• Set exercise
Select the lines that hold the word "Schürze" and copy each one.
Start Data for this task
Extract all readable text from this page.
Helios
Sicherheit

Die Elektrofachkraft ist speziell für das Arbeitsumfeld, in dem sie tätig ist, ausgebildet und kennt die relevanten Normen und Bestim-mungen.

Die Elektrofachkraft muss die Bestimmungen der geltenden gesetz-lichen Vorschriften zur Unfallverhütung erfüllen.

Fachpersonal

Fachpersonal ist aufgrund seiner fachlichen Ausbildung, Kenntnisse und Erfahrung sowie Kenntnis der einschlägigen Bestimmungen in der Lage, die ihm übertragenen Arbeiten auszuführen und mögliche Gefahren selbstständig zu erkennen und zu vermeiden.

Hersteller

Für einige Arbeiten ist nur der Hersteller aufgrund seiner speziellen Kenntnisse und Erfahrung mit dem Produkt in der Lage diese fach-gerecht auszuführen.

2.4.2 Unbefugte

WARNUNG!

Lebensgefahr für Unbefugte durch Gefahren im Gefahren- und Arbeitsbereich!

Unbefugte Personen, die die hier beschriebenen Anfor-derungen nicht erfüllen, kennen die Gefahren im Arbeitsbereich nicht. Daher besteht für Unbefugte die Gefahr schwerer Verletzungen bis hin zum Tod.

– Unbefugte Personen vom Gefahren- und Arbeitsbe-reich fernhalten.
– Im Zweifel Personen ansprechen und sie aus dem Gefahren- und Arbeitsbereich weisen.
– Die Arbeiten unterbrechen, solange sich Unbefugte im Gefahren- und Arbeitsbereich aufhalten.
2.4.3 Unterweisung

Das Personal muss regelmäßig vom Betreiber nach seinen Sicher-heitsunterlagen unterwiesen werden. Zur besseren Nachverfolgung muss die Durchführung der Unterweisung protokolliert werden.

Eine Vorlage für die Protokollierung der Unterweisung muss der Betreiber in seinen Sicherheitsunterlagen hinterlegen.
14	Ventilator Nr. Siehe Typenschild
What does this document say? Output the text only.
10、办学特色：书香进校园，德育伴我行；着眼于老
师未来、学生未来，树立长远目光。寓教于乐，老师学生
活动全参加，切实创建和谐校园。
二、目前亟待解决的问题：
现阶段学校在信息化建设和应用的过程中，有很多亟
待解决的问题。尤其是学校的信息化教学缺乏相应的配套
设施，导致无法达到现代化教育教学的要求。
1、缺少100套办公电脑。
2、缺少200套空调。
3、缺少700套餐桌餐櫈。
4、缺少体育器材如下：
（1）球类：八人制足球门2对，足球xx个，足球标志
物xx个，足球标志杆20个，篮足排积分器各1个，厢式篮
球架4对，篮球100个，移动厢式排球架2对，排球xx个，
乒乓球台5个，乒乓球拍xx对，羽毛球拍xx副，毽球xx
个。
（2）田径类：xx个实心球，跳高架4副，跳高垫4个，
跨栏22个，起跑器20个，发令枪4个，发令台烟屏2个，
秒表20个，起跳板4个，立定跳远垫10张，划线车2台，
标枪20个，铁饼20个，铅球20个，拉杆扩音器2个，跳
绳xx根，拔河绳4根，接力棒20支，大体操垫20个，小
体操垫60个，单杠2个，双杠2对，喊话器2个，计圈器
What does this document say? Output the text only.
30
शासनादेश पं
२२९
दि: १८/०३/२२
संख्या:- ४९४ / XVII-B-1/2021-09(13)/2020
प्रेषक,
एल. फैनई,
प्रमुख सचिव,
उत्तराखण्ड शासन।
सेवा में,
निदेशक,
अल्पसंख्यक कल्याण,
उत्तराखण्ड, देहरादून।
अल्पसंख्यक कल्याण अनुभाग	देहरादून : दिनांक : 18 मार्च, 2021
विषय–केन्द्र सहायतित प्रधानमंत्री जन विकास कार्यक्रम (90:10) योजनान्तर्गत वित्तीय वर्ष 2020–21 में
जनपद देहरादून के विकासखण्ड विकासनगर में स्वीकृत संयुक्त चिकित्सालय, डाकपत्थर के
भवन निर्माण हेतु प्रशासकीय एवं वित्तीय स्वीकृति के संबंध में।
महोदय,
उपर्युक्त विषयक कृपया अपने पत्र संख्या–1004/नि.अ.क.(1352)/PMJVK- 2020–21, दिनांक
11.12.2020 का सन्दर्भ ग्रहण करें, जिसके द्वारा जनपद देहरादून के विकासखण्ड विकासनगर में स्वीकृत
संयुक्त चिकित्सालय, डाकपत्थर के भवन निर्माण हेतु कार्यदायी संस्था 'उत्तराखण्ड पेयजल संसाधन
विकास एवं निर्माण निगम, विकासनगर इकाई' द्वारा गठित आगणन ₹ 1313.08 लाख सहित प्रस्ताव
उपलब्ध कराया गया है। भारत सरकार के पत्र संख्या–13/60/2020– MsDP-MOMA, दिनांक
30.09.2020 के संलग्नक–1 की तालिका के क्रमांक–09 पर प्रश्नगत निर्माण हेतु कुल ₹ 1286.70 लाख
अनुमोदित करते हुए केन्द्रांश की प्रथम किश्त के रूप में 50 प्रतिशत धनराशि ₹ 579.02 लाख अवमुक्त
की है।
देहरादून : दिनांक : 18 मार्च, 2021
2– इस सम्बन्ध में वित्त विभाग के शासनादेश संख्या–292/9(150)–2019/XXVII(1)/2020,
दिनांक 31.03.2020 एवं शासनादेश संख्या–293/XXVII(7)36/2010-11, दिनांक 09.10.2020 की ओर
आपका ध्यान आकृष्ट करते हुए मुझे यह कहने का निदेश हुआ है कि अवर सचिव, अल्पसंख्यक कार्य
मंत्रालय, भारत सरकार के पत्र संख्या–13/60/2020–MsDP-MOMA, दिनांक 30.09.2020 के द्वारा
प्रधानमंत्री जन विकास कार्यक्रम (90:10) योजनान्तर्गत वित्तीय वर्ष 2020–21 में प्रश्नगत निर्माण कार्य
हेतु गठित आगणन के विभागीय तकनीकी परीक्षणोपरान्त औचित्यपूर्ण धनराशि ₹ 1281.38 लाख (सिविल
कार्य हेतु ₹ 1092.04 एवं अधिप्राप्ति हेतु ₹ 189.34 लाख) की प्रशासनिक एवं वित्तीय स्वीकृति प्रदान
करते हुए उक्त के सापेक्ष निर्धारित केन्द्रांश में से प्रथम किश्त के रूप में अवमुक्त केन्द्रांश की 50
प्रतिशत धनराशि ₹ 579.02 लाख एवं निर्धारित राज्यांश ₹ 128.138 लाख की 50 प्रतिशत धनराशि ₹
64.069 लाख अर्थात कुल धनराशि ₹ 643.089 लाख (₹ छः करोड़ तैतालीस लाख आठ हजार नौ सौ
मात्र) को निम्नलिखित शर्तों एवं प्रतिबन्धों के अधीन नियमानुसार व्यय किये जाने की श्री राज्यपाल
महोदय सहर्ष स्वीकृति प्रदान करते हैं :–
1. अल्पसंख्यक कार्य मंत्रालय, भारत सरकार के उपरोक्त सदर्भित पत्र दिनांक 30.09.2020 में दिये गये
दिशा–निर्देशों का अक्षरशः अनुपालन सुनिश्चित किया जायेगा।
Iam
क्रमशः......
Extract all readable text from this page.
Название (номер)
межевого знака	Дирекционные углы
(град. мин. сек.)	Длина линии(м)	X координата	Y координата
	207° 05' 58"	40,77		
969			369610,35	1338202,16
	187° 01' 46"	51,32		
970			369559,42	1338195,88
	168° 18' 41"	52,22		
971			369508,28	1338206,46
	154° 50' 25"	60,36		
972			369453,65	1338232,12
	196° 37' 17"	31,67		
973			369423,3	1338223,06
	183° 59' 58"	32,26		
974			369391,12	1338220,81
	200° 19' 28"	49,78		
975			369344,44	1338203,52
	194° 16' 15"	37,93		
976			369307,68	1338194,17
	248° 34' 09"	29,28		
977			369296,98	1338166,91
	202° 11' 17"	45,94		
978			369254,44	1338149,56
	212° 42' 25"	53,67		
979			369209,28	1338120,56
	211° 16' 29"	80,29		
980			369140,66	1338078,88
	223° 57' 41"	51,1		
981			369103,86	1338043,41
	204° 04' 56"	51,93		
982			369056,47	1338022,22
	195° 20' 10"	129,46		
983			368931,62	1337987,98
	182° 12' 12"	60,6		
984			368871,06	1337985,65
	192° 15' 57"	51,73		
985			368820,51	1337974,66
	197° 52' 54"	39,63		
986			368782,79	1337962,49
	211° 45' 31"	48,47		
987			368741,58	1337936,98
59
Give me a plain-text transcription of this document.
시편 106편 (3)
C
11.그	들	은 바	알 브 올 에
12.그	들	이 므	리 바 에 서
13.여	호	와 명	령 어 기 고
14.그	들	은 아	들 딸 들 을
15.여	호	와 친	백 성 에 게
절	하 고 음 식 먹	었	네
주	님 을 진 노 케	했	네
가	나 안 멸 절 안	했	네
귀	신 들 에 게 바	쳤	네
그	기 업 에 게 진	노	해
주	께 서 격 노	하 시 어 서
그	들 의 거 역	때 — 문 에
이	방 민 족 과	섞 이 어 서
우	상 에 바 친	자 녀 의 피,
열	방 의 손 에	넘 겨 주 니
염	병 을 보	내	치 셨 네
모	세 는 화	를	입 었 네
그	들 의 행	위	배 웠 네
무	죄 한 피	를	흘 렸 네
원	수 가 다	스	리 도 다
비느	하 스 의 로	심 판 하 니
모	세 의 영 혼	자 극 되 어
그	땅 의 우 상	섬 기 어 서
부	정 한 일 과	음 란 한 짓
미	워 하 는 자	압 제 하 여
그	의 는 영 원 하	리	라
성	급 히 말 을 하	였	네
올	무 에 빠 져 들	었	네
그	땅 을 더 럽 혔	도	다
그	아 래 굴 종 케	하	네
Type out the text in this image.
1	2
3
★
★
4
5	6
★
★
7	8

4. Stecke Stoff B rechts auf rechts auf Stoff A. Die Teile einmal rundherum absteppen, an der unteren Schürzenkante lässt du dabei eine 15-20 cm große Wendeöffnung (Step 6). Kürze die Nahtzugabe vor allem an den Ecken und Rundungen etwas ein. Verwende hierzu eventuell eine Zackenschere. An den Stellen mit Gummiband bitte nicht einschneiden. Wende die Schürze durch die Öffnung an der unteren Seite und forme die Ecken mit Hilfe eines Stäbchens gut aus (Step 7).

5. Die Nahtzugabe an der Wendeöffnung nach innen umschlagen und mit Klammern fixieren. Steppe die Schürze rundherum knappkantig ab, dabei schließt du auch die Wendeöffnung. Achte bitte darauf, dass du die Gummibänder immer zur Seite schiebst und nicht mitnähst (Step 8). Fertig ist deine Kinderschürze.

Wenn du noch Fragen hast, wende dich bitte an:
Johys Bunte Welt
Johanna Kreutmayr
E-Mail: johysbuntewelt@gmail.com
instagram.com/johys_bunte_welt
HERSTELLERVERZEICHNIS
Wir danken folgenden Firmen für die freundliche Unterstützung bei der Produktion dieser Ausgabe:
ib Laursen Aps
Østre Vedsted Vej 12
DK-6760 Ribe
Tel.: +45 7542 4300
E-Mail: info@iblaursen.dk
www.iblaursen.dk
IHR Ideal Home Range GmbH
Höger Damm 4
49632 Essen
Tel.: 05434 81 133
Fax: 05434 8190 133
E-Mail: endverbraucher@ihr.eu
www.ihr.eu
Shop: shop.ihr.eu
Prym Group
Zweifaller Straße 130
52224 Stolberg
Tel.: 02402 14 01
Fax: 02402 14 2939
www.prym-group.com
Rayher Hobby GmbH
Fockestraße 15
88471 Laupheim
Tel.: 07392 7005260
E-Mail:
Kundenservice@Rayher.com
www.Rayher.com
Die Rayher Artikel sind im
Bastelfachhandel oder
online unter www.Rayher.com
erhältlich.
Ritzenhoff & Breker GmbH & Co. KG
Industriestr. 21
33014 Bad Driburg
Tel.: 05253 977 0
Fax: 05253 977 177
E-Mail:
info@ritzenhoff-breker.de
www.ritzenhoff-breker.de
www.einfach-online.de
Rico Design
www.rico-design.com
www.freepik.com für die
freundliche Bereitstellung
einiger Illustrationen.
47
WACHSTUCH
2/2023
End Data for this task
• Exercise output
4. Stecke Stoff B rechts auf rechts auf Stoff A. Die Teile einmal rundherum absteppen, an der unteren Schürzenkante lässt du dabei eine 15-20 cm große Wendeöffnung (Step 6). Kürze die Nahtzugabe vor allem an den Ecken und Rundungen etwas ein. Verwende hierzu eventuell eine Zackenschere. An den Stellen mit Gummiband bitte nicht einschneiden. Wende die Schürze durch die Öffnung an der unteren Seite und forme die Ecken mit Hilfe eines Stäbchens gut aus (Step 7).
5. Die Nahtzugabe an der Wendeöffnung nach innen umschlagen und mit Klammern fixieren. Steppe die Schürze rundherum knappkantig ab, dabei schließt du auch die Wendeöffnung. Achte bitte darauf, dass du die Gummibänder immer zur Seite schiebst und nicht mitnähst (Step 8). Fertig ist deine Kinderschürze.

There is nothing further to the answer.